Collected data
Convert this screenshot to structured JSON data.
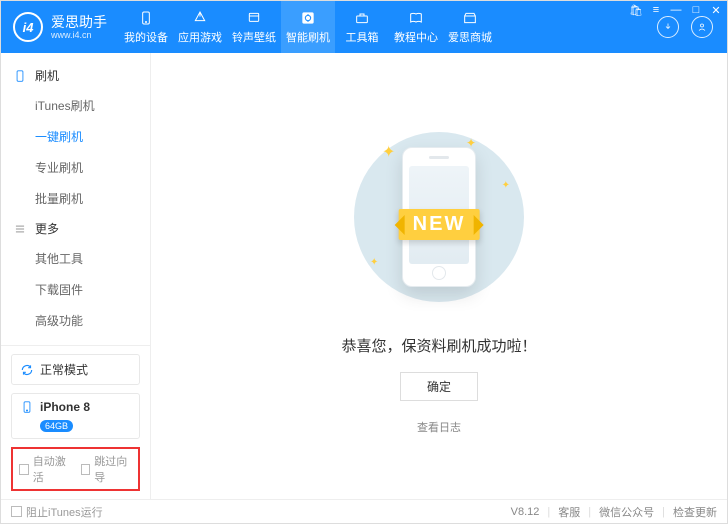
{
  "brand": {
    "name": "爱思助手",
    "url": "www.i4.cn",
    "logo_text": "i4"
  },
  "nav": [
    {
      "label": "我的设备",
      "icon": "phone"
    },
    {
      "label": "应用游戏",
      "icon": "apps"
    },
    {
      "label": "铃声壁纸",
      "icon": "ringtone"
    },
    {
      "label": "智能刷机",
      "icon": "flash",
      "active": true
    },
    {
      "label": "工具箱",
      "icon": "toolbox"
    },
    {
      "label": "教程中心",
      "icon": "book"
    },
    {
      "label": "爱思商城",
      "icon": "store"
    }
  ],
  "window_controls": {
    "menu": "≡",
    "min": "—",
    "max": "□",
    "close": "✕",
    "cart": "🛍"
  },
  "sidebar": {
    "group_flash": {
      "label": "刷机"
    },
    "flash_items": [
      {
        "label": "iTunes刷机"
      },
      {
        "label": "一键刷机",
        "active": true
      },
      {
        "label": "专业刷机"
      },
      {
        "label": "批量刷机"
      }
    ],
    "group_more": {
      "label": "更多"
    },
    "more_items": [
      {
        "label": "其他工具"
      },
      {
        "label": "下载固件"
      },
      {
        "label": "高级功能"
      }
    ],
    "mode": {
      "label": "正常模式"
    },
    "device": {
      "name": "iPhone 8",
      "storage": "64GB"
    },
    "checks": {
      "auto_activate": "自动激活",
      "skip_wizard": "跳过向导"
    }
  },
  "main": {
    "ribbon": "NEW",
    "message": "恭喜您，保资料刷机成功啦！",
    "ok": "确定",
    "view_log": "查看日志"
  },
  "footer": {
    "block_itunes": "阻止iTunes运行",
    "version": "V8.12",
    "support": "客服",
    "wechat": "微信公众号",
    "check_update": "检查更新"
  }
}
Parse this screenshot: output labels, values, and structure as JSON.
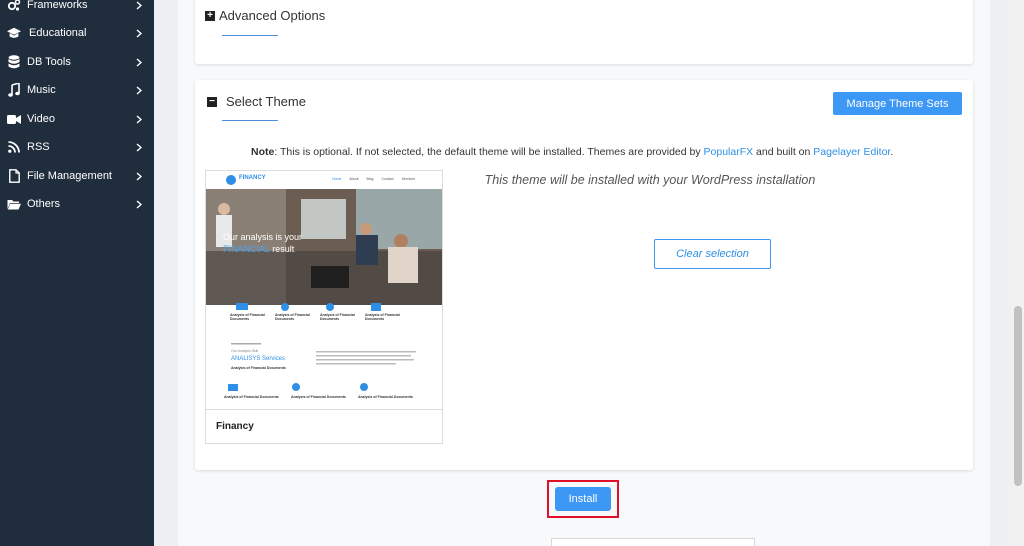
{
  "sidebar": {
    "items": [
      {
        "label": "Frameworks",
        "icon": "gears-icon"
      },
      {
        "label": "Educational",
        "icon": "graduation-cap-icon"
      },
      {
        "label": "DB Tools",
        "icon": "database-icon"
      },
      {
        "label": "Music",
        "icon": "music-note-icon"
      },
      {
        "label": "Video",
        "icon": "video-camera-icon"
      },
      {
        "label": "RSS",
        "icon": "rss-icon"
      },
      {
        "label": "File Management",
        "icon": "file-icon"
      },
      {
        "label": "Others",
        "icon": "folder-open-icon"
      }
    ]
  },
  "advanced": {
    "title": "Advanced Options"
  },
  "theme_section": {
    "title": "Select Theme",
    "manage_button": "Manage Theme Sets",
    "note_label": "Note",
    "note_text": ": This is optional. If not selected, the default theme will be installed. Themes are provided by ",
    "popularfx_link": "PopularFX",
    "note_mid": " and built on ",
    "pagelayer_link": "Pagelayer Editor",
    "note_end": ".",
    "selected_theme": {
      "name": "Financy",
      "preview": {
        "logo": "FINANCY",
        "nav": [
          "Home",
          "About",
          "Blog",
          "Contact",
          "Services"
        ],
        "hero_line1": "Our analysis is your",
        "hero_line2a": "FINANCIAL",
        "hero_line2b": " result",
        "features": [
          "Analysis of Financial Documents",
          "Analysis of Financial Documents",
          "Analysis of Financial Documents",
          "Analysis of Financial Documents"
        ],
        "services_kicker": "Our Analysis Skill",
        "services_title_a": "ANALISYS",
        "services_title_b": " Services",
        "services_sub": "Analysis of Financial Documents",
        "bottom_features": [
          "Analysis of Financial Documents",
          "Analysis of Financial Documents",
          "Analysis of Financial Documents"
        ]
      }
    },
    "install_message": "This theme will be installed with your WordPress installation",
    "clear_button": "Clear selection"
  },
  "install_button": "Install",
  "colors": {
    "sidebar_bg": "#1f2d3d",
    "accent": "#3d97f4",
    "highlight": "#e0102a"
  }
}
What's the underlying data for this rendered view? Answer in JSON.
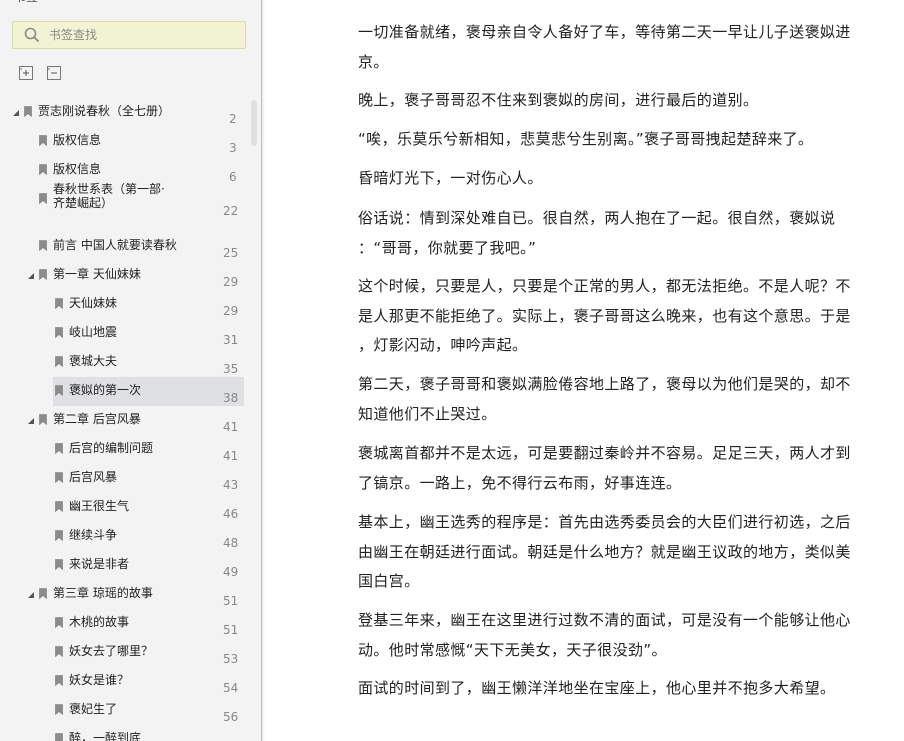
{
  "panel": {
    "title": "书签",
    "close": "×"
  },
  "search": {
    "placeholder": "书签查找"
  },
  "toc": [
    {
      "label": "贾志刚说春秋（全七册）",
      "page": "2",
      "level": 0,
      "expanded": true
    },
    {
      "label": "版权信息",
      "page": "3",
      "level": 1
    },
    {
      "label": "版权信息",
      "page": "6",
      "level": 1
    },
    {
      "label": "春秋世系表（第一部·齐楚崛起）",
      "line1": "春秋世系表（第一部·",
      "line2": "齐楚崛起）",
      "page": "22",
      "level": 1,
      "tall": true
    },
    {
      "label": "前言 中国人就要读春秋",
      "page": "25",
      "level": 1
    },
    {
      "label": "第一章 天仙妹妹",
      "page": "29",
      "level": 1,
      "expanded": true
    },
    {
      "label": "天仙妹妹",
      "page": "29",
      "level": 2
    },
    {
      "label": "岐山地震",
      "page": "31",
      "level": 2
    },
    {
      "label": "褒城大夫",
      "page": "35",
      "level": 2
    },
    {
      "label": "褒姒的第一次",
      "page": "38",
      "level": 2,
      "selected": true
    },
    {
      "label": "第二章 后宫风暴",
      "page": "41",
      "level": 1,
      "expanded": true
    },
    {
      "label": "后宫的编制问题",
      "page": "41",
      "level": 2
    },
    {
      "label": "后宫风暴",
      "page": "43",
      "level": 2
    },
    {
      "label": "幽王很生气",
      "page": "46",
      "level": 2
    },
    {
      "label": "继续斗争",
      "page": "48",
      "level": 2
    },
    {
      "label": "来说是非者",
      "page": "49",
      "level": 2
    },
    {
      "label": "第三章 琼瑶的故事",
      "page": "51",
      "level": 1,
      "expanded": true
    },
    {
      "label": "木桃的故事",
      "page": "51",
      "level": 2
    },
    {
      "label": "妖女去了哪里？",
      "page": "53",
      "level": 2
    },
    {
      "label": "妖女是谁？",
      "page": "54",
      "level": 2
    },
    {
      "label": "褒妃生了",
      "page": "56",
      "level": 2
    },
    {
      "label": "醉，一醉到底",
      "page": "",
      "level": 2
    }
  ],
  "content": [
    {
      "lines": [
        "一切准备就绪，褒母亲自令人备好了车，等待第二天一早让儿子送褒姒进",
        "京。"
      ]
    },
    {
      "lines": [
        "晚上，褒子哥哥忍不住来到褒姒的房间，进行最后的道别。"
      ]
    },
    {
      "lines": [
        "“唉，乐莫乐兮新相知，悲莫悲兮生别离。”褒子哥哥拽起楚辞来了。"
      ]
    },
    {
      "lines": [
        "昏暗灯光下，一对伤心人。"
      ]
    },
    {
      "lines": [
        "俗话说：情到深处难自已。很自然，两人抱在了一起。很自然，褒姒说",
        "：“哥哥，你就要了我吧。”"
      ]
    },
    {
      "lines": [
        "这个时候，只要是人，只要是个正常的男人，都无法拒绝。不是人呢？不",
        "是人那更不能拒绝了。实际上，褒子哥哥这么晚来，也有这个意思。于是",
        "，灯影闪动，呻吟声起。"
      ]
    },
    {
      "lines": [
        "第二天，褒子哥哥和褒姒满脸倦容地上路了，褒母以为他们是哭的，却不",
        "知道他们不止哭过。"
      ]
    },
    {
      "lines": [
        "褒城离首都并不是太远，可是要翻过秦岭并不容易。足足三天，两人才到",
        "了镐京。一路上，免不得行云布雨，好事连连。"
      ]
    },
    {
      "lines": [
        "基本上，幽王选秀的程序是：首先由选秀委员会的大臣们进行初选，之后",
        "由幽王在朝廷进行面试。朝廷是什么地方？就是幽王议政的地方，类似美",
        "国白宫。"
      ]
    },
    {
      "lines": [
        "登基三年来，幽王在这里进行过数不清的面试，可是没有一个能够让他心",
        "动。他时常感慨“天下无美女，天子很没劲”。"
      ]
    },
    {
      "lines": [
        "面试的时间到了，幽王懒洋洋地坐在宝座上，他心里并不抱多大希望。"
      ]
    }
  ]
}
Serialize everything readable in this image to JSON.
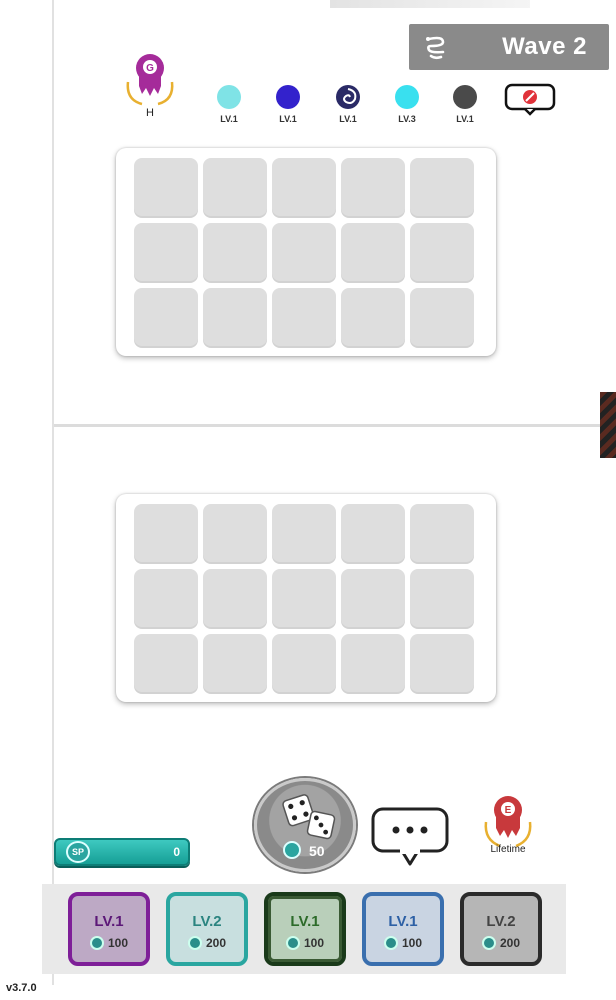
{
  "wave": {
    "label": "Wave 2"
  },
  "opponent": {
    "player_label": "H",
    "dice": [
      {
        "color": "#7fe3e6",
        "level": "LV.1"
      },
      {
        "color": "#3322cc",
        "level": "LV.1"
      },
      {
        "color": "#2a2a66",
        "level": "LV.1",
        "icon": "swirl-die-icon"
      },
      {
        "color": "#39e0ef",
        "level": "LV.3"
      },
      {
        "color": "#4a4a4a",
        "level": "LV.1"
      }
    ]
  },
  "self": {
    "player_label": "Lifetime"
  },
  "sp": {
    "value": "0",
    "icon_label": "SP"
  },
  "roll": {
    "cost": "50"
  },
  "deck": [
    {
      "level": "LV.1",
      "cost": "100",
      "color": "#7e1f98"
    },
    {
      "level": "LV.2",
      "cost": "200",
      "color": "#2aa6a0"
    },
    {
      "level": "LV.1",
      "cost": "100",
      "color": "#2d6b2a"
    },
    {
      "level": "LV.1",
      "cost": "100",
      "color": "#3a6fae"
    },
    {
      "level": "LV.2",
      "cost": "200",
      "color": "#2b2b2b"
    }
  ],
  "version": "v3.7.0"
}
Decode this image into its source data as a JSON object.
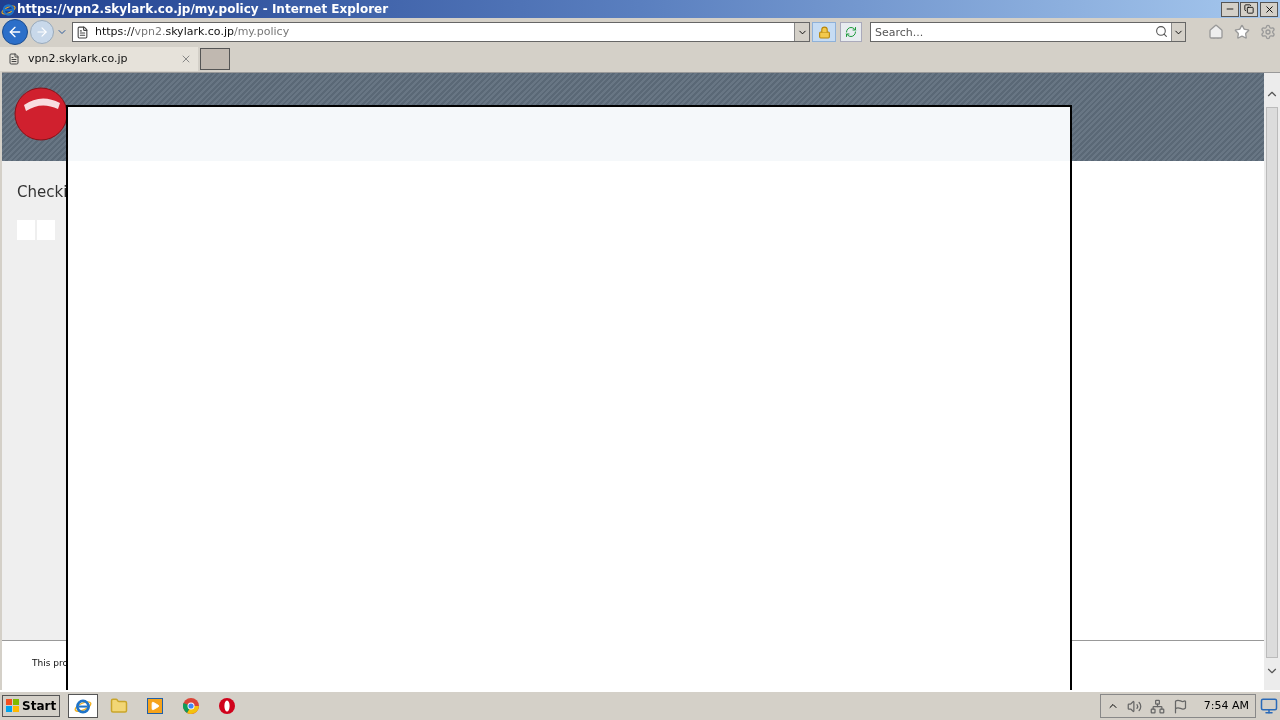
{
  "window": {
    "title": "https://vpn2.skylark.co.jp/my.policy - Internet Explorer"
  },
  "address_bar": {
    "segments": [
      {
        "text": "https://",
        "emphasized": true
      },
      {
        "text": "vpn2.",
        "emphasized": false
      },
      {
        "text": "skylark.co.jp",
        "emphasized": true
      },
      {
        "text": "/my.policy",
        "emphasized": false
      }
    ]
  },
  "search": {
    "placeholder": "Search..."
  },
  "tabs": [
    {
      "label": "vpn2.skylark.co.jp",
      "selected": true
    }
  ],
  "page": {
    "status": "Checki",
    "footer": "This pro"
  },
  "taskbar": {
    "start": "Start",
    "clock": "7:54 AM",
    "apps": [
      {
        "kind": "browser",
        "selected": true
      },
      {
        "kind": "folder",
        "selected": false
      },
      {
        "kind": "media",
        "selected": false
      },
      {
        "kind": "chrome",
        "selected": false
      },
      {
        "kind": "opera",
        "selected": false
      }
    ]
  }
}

Problem to solve
Copy every line that contains the string "will".

Task response
    "note_text": ": This is optional. If not selected, the default theme will be installed. Themes are provided by ",
    "install_message": "This theme will be installed with your WordPress installation",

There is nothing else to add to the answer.